* Given task: Transcribe each of the records below exactly, excluding all pictures.

* Raw records:
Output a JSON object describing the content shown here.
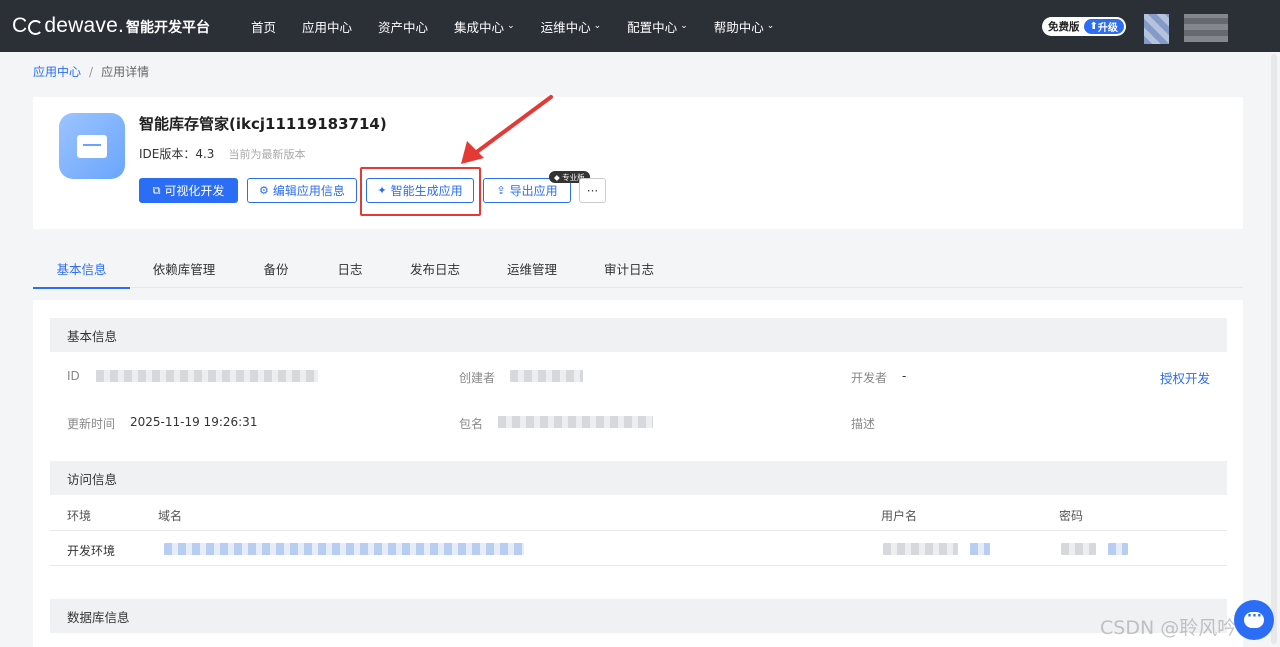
{
  "nav": {
    "logo": "Codewave.",
    "platform": "智能开发平台",
    "items": [
      {
        "label": "首页",
        "has_dropdown": false
      },
      {
        "label": "应用中心",
        "has_dropdown": false
      },
      {
        "label": "资产中心",
        "has_dropdown": false
      },
      {
        "label": "集成中心",
        "has_dropdown": true
      },
      {
        "label": "运维中心",
        "has_dropdown": true
      },
      {
        "label": "配置中心",
        "has_dropdown": true
      },
      {
        "label": "帮助中心",
        "has_dropdown": true
      }
    ],
    "plan": "免费版",
    "upgrade": "升级"
  },
  "breadcrumb": {
    "parent": "应用中心",
    "current": "应用详情",
    "sep": "/"
  },
  "app": {
    "name": "智能库存管家(ikcj11119183714)",
    "ide_label": "IDE版本：4.3",
    "latest_note": "当前为最新版本",
    "buttons": {
      "visual_dev": "可视化开发",
      "edit_info": "编辑应用信息",
      "ai_generate": "智能生成应用",
      "export": "导出应用",
      "more": "···"
    },
    "pro_tag": "专业版"
  },
  "tabs": [
    "基本信息",
    "依赖库管理",
    "备份",
    "日志",
    "发布日志",
    "运维管理",
    "审计日志"
  ],
  "active_tab": 0,
  "basic": {
    "title": "基本信息",
    "id_label": "ID",
    "creator_label": "创建者",
    "developer_label": "开发者",
    "developer_value": "-",
    "authorize": "授权开发",
    "updated_label": "更新时间",
    "updated_value": "2025-11-19 19:26:31",
    "package_label": "包名",
    "desc_label": "描述"
  },
  "access": {
    "title": "访问信息",
    "headers": {
      "env": "环境",
      "domain": "域名",
      "user": "用户名",
      "password": "密码"
    },
    "row_env": "开发环境"
  },
  "database": {
    "title": "数据库信息"
  },
  "watermark": "CSDN @聆风吟"
}
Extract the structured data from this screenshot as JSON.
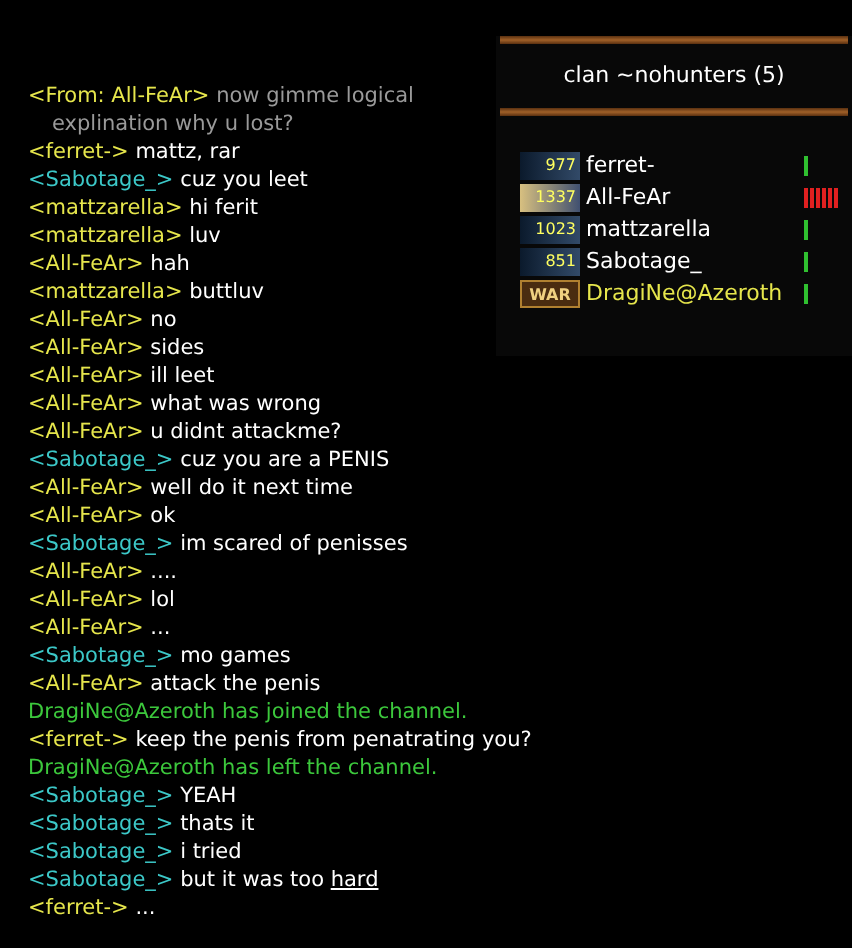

* The result:
Output a JSON object describing the content shown here.
{
  "nav": {
    "logo": "Codewave.",
    "platform": "智能开发平台",
    "items": [
      {
        "label": "首页",
        "has_dropdown": false
      },
      {
        "label": "应用中心",
        "has_dropdown": false
      },
      {
        "label": "资产中心",
        "has_dropdown": false
      },
      {
        "label": "集成中心",
        "has_dropdown": true
      },
      {
        "label": "运维中心",
        "has_dropdown": true
      },
      {
        "label": "配置中心",
        "has_dropdown": true
      },
      {
        "label": "帮助中心",
        "has_dropdown": true
      }
    ],
    "plan": "免费版",
    "upgrade": "升级"
  },
  "breadcrumb": {
    "parent": "应用中心",
    "current": "应用详情",
    "sep": "/"
  },
  "app": {
    "name": "智能库存管家(ikcj11119183714)",
    "ide_label": "IDE版本：4.3",
    "latest_note": "当前为最新版本",
    "buttons": {
      "visual_dev": "可视化开发",
      "edit_info": "编辑应用信息",
      "ai_generate": "智能生成应用",
      "export": "导出应用",
      "more": "···"
    },
    "pro_tag": "专业版"
  },
  "tabs": [
    "基本信息",
    "依赖库管理",
    "备份",
    "日志",
    "发布日志",
    "运维管理",
    "审计日志"
  ],
  "active_tab": 0,
  "basic": {
    "title": "基本信息",
    "id_label": "ID",
    "creator_label": "创建者",
    "developer_label": "开发者",
    "developer_value": "-",
    "authorize": "授权开发",
    "updated_label": "更新时间",
    "updated_value": "2025-11-19 19:26:31",
    "package_label": "包名",
    "desc_label": "描述"
  },
  "access": {
    "title": "访问信息",
    "headers": {
      "env": "环境",
      "domain": "域名",
      "user": "用户名",
      "password": "密码"
    },
    "row_env": "开发环境"
  },
  "database": {
    "title": "数据库信息"
  },
  "watermark": "CSDN @聆风吟"
}
Extract the structured data from this screenshot as JSON.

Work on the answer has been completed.